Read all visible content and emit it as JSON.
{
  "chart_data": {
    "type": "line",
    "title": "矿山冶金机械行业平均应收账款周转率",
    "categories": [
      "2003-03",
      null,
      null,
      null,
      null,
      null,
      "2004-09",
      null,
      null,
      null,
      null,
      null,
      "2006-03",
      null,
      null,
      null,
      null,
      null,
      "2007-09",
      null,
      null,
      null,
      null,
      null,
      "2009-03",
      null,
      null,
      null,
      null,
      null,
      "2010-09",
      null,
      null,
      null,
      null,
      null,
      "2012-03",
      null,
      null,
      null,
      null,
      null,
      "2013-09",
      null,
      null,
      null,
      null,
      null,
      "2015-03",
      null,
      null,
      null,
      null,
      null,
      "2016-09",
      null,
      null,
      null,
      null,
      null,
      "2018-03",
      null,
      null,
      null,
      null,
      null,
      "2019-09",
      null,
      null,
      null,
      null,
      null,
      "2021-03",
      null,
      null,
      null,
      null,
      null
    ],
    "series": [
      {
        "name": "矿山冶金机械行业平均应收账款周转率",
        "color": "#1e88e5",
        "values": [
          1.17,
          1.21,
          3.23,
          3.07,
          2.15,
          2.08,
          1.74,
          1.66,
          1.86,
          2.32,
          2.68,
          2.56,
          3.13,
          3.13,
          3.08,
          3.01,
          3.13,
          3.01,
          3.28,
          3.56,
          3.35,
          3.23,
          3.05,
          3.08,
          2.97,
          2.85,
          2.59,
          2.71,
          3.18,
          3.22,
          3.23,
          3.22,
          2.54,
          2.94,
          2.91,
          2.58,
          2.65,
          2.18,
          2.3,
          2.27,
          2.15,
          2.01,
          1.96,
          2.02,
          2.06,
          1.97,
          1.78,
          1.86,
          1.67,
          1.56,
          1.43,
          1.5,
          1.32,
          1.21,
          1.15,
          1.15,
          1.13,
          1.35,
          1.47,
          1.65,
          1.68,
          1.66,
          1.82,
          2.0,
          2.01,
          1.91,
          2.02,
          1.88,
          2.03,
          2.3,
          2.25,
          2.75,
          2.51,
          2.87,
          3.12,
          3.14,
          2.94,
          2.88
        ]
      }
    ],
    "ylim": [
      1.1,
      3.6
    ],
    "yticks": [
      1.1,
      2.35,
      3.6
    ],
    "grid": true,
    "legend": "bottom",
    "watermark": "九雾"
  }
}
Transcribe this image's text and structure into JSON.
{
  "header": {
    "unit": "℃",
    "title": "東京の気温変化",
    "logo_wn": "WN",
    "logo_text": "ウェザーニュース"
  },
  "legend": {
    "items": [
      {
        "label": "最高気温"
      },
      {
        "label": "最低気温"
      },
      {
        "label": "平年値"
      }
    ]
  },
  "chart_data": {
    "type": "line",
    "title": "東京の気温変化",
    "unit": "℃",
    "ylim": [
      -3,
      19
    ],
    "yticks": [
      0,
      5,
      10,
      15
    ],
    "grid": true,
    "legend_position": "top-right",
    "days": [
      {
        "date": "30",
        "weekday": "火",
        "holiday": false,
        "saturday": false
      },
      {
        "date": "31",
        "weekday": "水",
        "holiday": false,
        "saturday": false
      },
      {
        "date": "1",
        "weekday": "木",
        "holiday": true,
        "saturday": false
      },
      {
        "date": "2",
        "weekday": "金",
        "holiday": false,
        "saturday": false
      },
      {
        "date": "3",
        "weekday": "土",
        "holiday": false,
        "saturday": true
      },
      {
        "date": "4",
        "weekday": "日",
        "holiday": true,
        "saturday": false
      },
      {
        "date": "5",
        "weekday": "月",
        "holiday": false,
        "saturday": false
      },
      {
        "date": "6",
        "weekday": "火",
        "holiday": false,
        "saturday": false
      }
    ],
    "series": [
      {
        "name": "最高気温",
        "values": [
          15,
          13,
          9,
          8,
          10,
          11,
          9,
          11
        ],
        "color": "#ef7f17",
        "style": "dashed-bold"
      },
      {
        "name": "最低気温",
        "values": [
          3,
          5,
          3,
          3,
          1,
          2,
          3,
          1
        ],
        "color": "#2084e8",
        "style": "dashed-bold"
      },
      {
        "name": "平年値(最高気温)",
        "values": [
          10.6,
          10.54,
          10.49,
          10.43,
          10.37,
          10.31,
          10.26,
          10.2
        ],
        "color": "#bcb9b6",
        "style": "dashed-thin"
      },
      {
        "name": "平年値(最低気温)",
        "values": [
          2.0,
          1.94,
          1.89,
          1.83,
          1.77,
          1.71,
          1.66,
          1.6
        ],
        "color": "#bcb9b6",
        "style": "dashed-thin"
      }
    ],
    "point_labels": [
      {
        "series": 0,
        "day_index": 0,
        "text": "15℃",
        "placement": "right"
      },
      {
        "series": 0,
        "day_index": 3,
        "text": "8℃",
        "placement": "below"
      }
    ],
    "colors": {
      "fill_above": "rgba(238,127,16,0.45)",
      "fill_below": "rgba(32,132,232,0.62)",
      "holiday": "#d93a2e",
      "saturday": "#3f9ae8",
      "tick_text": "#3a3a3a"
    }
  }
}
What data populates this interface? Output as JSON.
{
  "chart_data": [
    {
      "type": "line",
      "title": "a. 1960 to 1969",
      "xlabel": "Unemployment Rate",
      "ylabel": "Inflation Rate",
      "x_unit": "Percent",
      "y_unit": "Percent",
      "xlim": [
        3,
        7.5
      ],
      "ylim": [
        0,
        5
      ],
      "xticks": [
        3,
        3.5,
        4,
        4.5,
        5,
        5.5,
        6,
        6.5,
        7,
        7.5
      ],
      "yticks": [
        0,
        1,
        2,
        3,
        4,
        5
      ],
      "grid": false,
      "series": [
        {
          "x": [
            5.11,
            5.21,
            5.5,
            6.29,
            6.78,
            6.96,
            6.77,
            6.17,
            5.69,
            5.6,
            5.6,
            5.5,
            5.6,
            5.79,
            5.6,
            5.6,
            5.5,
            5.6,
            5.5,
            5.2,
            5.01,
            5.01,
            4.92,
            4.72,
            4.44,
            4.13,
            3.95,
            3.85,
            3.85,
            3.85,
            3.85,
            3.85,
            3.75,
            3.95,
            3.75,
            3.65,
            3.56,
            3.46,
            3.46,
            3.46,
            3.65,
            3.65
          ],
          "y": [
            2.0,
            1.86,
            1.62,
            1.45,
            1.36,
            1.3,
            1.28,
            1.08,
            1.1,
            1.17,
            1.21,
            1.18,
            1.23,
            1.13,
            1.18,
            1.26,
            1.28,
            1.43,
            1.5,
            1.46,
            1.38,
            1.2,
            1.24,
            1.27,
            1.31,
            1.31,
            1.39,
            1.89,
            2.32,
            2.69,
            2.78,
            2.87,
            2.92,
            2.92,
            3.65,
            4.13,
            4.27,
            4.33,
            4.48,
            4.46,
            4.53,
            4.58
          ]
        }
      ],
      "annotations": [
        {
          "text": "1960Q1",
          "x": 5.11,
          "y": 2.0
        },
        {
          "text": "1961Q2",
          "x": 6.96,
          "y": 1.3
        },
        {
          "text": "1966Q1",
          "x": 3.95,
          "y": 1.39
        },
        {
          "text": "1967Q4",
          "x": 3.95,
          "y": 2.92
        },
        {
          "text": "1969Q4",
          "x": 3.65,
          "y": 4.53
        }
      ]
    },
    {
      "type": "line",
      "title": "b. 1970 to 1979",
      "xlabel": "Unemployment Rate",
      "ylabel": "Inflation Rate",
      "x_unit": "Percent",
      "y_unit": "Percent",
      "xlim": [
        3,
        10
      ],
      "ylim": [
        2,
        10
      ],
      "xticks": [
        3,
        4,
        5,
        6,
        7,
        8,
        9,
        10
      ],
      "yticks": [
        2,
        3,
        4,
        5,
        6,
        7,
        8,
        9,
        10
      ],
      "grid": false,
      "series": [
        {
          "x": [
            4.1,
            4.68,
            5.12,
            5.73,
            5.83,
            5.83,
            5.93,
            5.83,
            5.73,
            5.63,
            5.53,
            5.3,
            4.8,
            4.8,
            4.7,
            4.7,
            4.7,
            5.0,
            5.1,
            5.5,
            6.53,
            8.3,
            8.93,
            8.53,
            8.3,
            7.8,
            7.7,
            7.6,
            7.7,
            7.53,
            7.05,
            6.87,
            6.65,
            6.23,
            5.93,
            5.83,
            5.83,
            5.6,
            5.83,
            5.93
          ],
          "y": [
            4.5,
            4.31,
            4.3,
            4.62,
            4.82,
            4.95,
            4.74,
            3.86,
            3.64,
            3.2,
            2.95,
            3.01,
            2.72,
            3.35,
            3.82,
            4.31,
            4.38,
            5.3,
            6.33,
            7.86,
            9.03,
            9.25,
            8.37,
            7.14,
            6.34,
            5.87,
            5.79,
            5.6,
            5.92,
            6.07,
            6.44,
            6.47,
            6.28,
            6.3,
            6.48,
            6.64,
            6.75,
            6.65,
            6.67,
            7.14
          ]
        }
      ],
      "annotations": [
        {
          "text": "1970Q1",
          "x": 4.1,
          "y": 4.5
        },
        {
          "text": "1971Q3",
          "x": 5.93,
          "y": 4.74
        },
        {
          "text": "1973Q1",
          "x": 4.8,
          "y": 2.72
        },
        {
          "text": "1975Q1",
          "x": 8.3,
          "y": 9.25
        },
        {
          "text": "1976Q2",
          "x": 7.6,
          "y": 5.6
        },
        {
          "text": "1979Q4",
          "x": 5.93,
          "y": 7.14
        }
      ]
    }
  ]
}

> [What is expected]
Work out how many lines in the records above contain the word "rgba", and give only that number.

> [Reply to the task]
2